Your task. Extract from the listing each line in which the word "name" appears.

-- Material for the task start --

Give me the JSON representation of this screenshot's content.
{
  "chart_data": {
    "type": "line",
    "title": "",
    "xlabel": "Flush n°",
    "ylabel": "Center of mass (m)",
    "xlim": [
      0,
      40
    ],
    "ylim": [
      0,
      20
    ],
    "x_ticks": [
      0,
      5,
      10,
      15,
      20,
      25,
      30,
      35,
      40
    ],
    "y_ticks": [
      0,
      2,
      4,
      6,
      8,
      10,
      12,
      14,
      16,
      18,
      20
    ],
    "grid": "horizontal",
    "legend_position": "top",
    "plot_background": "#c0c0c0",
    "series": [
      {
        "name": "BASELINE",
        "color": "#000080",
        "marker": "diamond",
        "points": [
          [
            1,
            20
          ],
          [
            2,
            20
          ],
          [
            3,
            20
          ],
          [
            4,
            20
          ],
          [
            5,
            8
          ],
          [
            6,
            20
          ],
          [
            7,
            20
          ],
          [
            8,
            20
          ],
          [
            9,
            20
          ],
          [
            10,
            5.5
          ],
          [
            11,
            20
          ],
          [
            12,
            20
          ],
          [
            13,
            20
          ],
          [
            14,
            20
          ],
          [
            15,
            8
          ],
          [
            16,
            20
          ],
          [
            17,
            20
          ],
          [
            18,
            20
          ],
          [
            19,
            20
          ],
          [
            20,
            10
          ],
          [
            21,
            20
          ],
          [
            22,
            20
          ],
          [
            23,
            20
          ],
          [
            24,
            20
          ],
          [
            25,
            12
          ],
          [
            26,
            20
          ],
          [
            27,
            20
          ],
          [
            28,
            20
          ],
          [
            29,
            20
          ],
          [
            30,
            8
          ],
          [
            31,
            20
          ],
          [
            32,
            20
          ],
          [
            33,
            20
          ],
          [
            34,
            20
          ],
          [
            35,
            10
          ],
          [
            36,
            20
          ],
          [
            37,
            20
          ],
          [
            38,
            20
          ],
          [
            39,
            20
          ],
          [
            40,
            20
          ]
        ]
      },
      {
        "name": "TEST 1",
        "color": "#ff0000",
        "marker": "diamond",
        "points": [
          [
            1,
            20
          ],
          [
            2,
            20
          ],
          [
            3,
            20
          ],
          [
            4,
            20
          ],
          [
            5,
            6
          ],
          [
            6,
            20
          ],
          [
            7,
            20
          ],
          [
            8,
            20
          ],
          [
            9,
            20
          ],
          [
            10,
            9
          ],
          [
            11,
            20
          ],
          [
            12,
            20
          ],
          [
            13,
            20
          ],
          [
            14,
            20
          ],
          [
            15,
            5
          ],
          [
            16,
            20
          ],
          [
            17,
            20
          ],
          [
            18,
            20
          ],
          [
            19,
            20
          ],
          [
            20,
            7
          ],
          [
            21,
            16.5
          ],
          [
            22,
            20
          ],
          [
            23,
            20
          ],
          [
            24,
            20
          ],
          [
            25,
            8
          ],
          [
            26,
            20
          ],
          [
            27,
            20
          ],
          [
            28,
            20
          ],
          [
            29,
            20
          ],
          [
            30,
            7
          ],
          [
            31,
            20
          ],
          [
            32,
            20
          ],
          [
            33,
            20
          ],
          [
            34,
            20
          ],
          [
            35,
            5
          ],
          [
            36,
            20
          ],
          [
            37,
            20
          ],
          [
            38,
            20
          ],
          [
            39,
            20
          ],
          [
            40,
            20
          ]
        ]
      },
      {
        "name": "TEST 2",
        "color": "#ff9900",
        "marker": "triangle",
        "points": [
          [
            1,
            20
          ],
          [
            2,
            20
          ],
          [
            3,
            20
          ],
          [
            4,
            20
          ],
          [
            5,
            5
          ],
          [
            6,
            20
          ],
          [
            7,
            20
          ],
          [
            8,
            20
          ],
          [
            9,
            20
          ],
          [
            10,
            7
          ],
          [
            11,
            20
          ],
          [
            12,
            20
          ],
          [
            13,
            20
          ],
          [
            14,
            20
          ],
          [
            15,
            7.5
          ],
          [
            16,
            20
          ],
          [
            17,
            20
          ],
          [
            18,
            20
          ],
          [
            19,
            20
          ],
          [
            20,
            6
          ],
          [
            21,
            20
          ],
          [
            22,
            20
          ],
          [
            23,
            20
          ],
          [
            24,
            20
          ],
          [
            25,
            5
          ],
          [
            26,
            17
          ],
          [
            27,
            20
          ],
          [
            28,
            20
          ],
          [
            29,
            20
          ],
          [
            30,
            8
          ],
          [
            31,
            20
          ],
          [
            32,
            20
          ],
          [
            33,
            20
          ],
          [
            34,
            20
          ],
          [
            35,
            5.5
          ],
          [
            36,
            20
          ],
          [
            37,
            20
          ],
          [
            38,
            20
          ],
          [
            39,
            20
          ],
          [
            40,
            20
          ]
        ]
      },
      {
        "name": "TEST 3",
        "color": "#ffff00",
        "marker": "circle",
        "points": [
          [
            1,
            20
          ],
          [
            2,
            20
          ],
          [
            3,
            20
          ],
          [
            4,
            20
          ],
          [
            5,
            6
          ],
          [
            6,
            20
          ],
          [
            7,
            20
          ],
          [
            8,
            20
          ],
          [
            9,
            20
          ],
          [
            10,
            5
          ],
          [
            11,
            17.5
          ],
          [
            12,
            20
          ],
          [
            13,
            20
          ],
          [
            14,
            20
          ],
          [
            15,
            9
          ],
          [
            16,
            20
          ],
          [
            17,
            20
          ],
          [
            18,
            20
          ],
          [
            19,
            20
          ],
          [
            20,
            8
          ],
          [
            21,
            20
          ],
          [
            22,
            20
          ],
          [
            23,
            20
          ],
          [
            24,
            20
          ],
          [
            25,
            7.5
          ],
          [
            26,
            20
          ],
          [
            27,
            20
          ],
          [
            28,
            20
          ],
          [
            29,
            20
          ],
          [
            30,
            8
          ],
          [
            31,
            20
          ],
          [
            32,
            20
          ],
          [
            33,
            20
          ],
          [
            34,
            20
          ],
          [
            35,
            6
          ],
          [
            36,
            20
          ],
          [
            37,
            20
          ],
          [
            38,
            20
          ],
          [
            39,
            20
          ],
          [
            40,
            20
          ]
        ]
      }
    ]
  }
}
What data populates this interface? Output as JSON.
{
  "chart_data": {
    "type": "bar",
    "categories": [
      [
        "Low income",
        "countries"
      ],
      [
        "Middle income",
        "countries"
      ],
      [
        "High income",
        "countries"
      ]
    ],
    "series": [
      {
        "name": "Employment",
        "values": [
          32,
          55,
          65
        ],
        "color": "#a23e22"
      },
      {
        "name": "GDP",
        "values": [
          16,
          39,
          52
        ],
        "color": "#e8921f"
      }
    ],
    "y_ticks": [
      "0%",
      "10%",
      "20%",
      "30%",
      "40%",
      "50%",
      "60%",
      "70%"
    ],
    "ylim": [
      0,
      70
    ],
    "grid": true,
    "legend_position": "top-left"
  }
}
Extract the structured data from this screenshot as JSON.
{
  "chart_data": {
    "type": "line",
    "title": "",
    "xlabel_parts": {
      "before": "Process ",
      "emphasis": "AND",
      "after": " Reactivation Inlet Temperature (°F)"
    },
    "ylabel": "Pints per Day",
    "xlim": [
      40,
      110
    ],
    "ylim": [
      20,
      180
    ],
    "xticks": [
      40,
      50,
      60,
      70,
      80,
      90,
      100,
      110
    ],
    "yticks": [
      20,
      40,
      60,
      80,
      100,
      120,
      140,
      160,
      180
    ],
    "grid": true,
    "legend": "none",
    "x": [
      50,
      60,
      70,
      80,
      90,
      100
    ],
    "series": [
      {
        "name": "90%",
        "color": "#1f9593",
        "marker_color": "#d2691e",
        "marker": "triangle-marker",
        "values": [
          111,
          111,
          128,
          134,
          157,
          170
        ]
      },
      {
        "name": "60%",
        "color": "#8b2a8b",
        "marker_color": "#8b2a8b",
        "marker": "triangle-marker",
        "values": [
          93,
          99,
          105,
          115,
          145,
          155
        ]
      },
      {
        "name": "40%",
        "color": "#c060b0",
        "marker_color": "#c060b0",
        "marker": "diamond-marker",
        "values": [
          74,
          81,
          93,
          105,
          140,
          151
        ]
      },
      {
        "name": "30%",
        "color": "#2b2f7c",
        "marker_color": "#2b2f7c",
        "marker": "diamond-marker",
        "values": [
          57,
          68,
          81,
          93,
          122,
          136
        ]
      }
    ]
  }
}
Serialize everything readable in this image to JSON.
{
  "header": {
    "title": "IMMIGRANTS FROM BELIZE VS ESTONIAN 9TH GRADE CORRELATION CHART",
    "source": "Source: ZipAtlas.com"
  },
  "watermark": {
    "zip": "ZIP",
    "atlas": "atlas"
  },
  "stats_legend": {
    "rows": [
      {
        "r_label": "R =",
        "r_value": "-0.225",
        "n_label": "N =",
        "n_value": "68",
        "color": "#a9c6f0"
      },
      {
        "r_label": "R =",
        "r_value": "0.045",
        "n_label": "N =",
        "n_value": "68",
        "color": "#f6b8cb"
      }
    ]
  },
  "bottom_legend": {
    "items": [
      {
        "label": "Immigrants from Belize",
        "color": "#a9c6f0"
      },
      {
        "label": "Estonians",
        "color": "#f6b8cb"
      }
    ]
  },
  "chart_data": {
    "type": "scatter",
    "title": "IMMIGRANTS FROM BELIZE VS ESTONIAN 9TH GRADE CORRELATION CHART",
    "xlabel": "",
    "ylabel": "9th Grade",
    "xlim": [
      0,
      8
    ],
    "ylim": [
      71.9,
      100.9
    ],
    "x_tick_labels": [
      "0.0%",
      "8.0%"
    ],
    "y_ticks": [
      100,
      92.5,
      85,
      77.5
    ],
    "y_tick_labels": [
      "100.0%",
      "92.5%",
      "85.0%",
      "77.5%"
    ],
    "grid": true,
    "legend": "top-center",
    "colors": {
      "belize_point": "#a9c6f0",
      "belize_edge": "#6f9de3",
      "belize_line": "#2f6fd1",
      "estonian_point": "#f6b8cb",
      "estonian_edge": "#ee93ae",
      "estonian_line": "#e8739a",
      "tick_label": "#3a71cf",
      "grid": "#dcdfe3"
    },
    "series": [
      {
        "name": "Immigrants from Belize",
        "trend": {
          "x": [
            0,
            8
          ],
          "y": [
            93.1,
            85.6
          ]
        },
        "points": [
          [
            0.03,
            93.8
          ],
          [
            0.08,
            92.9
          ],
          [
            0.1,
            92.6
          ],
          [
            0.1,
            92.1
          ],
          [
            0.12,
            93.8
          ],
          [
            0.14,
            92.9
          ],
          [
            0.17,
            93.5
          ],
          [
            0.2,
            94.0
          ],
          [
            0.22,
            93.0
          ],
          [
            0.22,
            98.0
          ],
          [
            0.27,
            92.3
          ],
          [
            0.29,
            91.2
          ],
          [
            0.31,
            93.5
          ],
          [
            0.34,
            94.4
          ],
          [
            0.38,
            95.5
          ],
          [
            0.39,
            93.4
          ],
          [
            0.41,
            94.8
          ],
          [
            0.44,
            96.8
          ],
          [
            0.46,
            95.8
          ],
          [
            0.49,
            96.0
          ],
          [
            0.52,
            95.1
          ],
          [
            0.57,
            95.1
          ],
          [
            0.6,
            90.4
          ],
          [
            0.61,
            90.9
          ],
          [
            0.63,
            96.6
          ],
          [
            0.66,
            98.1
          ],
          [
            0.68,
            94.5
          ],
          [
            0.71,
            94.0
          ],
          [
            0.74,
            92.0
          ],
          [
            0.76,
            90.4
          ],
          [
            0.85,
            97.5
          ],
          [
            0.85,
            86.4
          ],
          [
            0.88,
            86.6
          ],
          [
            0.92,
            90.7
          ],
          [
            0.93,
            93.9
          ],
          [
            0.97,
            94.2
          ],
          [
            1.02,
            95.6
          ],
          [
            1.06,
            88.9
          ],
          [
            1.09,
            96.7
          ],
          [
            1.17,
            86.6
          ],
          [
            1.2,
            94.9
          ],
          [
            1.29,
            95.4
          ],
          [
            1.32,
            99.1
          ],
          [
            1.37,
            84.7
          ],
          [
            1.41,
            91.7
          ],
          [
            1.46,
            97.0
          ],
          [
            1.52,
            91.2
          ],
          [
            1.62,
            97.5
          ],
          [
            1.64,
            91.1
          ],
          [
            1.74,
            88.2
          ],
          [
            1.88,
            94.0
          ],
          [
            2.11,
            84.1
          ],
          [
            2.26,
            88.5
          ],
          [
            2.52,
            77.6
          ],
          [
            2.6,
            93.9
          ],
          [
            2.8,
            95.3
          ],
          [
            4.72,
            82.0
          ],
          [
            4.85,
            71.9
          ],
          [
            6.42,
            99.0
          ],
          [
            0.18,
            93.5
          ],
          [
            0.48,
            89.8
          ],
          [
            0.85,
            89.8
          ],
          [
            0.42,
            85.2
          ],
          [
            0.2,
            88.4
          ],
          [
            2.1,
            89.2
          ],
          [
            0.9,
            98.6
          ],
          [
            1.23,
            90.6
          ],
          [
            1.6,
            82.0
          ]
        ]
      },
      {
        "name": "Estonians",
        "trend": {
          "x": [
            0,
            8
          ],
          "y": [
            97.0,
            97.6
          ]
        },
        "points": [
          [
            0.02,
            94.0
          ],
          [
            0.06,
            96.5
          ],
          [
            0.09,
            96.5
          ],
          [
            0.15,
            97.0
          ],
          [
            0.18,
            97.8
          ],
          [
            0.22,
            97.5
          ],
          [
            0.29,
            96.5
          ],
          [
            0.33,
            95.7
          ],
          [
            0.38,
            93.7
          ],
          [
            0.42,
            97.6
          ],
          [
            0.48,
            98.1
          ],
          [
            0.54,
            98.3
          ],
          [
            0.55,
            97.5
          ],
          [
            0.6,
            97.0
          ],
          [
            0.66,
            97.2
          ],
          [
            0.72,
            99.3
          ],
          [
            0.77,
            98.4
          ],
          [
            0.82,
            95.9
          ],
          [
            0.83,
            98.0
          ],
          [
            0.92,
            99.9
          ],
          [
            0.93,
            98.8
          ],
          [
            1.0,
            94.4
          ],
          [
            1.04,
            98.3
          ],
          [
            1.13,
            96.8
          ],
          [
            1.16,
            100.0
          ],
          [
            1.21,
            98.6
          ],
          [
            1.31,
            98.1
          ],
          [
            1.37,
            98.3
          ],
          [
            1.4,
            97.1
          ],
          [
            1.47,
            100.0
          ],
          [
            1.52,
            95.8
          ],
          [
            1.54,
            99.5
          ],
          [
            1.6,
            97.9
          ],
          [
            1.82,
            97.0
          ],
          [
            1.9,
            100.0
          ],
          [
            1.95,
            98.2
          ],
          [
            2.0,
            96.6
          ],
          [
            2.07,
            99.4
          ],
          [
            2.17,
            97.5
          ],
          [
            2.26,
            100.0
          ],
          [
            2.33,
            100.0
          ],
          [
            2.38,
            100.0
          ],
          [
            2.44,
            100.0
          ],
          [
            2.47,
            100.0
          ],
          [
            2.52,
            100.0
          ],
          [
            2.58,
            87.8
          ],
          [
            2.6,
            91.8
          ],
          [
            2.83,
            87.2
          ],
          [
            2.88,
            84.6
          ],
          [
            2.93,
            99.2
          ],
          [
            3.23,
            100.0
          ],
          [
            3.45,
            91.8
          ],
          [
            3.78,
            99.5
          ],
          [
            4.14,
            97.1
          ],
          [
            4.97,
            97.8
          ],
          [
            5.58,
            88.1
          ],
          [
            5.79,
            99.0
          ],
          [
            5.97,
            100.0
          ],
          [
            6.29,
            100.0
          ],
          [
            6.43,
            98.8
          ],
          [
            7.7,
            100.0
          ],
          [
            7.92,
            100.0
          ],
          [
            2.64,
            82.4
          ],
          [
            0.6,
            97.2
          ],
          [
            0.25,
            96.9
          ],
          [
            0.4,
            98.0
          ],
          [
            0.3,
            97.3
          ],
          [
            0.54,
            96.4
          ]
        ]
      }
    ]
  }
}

-- Material for the task end --

Written answer.
        "name": "BASELINE",
        "name": "TEST 1",
        "name": "TEST 2",
        "name": "TEST 3",
        "name": "Employment",
        "name": "GDP",
        "name": "90%",
        "name": "60%",
        "name": "40%",
        "name": "30%",
        "name": "Immigrants from Belize",
        "name": "Estonians",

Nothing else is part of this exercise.